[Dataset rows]
__________

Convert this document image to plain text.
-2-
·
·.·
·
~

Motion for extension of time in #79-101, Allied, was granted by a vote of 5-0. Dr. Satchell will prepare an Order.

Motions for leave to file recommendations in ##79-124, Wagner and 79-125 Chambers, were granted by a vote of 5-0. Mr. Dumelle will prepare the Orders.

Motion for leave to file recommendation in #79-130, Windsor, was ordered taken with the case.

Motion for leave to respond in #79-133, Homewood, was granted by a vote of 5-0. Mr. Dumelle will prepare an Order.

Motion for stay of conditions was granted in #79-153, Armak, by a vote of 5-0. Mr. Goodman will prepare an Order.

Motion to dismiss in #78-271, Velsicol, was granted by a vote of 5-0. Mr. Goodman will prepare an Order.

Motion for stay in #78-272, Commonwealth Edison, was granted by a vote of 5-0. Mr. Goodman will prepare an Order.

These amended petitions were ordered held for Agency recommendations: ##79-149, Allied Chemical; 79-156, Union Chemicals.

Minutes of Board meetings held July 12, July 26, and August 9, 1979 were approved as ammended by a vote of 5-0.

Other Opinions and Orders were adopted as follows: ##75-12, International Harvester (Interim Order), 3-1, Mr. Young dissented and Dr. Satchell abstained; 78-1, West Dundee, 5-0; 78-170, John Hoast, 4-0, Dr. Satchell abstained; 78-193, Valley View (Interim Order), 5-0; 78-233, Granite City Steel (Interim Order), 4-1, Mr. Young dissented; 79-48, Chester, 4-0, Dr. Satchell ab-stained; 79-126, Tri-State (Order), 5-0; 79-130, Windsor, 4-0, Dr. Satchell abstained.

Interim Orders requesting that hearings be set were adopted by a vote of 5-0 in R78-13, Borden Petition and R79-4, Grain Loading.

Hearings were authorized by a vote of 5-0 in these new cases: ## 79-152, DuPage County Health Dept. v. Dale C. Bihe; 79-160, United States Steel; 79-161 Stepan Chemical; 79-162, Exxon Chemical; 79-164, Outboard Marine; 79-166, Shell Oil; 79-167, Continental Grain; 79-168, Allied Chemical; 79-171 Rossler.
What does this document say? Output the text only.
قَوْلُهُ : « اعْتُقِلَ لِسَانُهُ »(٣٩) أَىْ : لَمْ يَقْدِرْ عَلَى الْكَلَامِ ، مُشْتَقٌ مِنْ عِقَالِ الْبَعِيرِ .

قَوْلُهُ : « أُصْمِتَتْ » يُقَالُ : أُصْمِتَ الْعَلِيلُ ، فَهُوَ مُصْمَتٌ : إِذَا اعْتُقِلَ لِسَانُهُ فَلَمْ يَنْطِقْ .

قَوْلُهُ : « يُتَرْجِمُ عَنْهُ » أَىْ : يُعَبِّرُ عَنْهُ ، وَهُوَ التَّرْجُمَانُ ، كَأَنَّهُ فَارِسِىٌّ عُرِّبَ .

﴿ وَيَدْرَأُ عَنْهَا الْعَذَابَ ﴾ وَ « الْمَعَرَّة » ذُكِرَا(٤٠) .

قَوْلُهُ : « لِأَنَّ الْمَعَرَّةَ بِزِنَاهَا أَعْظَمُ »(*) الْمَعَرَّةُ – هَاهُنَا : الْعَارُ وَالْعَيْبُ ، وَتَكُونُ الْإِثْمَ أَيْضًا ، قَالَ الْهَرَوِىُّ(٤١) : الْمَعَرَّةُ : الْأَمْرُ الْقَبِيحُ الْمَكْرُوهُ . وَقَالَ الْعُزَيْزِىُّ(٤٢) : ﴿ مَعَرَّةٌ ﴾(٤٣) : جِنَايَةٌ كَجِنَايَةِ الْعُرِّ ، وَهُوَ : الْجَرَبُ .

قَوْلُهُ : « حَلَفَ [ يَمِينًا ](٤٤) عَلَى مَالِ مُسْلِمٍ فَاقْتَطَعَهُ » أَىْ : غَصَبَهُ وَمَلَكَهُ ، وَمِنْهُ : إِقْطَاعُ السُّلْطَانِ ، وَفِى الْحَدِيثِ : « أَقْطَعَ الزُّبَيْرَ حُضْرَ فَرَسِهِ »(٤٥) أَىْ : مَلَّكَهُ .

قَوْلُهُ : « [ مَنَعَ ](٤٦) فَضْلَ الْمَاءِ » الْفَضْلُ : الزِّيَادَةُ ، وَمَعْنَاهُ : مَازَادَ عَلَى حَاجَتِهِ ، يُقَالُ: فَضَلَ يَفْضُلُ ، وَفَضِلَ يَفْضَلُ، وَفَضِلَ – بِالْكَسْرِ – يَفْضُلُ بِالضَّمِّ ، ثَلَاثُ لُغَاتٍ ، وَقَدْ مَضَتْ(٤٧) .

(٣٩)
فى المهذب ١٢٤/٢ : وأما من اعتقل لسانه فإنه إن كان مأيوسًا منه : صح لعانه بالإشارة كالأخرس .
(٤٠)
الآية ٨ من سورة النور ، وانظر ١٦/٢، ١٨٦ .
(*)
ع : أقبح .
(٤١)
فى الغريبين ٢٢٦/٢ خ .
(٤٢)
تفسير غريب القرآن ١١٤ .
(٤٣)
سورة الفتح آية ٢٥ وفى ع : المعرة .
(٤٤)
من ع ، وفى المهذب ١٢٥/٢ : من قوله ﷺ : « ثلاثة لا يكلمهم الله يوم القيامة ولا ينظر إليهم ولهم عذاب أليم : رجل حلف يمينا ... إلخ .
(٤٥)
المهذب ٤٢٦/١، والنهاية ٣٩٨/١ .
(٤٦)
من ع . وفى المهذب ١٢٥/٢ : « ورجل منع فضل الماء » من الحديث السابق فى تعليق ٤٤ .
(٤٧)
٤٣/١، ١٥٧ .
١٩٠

__________

### WORK TO COMPLETE:
Extract all lines as given.

### EXPECTED OUTPUT:
Convert this document image to plain text.
-2-
·
·.·
·
~

Motion for extension of time in #79-101, Allied, was granted by a vote of 5-0. Dr. Satchell will prepare an Order.

Motions for leave to file recommendations in ##79-124, Wagner and 79-125 Chambers, were granted by a vote of 5-0. Mr. Dumelle will prepare the Orders.

Motion for leave to file recommendation in #79-130, Windsor, was ordered taken with the case.

Motion for leave to respond in #79-133, Homewood, was granted by a vote of 5-0. Mr. Dumelle will prepare an Order.

Motion for stay of conditions was granted in #79-153, Armak, by a vote of 5-0. Mr. Goodman will prepare an Order.

Motion to dismiss in #78-271, Velsicol, was granted by a vote of 5-0. Mr. Goodman will prepare an Order.

Motion for stay in #78-272, Commonwealth Edison, was granted by a vote of 5-0. Mr. Goodman will prepare an Order.

These amended petitions were ordered held for Agency recommendations: ##79-149, Allied Chemical; 79-156, Union Chemicals.

Minutes of Board meetings held July 12, July 26, and August 9, 1979 were approved as ammended by a vote of 5-0.

Other Opinions and Orders were adopted as follows: ##75-12, International Harvester (Interim Order), 3-1, Mr. Young dissented and Dr. Satchell abstained; 78-1, West Dundee, 5-0; 78-170, John Hoast, 4-0, Dr. Satchell abstained; 78-193, Valley View (Interim Order), 5-0; 78-233, Granite City Steel (Interim Order), 4-1, Mr. Young dissented; 79-48, Chester, 4-0, Dr. Satchell ab-stained; 79-126, Tri-State (Order), 5-0; 79-130, Windsor, 4-0, Dr. Satchell abstained.

Interim Orders requesting that hearings be set were adopted by a vote of 5-0 in R78-13, Borden Petition and R79-4, Grain Loading.

Hearings were authorized by a vote of 5-0 in these new cases: ## 79-152, DuPage County Health Dept. v. Dale C. Bihe; 79-160, United States Steel; 79-161 Stepan Chemical; 79-162, Exxon Chemical; 79-164, Outboard Marine; 79-166, Shell Oil; 79-167, Continental Grain; 79-168, Allied Chemical; 79-171 Rossler.
What does this document say? Output the text only.
قَوْلُهُ : « اعْتُقِلَ لِسَانُهُ »(٣٩) أَىْ : لَمْ يَقْدِرْ عَلَى الْكَلَامِ ، مُشْتَقٌ مِنْ عِقَالِ الْبَعِيرِ .

قَوْلُهُ : « أُصْمِتَتْ » يُقَالُ : أُصْمِتَ الْعَلِيلُ ، فَهُوَ مُصْمَتٌ : إِذَا اعْتُقِلَ لِسَانُهُ فَلَمْ يَنْطِقْ .

قَوْلُهُ : « يُتَرْجِمُ عَنْهُ » أَىْ : يُعَبِّرُ عَنْهُ ، وَهُوَ التَّرْجُمَانُ ، كَأَنَّهُ فَارِسِىٌّ عُرِّبَ .

﴿ وَيَدْرَأُ عَنْهَا الْعَذَابَ ﴾ وَ « الْمَعَرَّة » ذُكِرَا(٤٠) .

قَوْلُهُ : « لِأَنَّ الْمَعَرَّةَ بِزِنَاهَا أَعْظَمُ »(*) الْمَعَرَّةُ – هَاهُنَا : الْعَارُ وَالْعَيْبُ ، وَتَكُونُ الْإِثْمَ أَيْضًا ، قَالَ الْهَرَوِىُّ(٤١) : الْمَعَرَّةُ : الْأَمْرُ الْقَبِيحُ الْمَكْرُوهُ . وَقَالَ الْعُزَيْزِىُّ(٤٢) : ﴿ مَعَرَّةٌ ﴾(٤٣) : جِنَايَةٌ كَجِنَايَةِ الْعُرِّ ، وَهُوَ : الْجَرَبُ .

قَوْلُهُ : « حَلَفَ [ يَمِينًا ](٤٤) عَلَى مَالِ مُسْلِمٍ فَاقْتَطَعَهُ » أَىْ : غَصَبَهُ وَمَلَكَهُ ، وَمِنْهُ : إِقْطَاعُ السُّلْطَانِ ، وَفِى الْحَدِيثِ : « أَقْطَعَ الزُّبَيْرَ حُضْرَ فَرَسِهِ »(٤٥) أَىْ : مَلَّكَهُ .

قَوْلُهُ : « [ مَنَعَ ](٤٦) فَضْلَ الْمَاءِ » الْفَضْلُ : الزِّيَادَةُ ، وَمَعْنَاهُ : مَازَادَ عَلَى حَاجَتِهِ ، يُقَالُ: فَضَلَ يَفْضُلُ ، وَفَضِلَ يَفْضَلُ، وَفَضِلَ – بِالْكَسْرِ – يَفْضُلُ بِالضَّمِّ ، ثَلَاثُ لُغَاتٍ ، وَقَدْ مَضَتْ(٤٧) .

(٣٩)
فى المهذب ١٢٤/٢ : وأما من اعتقل لسانه فإنه إن كان مأيوسًا منه : صح لعانه بالإشارة كالأخرس .
(٤٠)
الآية ٨ من سورة النور ، وانظر ١٦/٢، ١٨٦ .
(*)
ع : أقبح .
(٤١)
فى الغريبين ٢٢٦/٢ خ .
(٤٢)
تفسير غريب القرآن ١١٤ .
(٤٣)
سورة الفتح آية ٢٥ وفى ع : المعرة .
(٤٤)
من ع ، وفى المهذب ١٢٥/٢ : من قوله ﷺ : « ثلاثة لا يكلمهم الله يوم القيامة ولا ينظر إليهم ولهم عذاب أليم : رجل حلف يمينا ... إلخ .
(٤٥)
المهذب ٤٢٦/١، والنهاية ٣٩٨/١ .
(٤٦)
من ع . وفى المهذب ١٢٥/٢ : « ورجل منع فضل الماء » من الحديث السابق فى تعليق ٤٤ .
(٤٧)
٤٣/١، ١٥٧ .
١٩٠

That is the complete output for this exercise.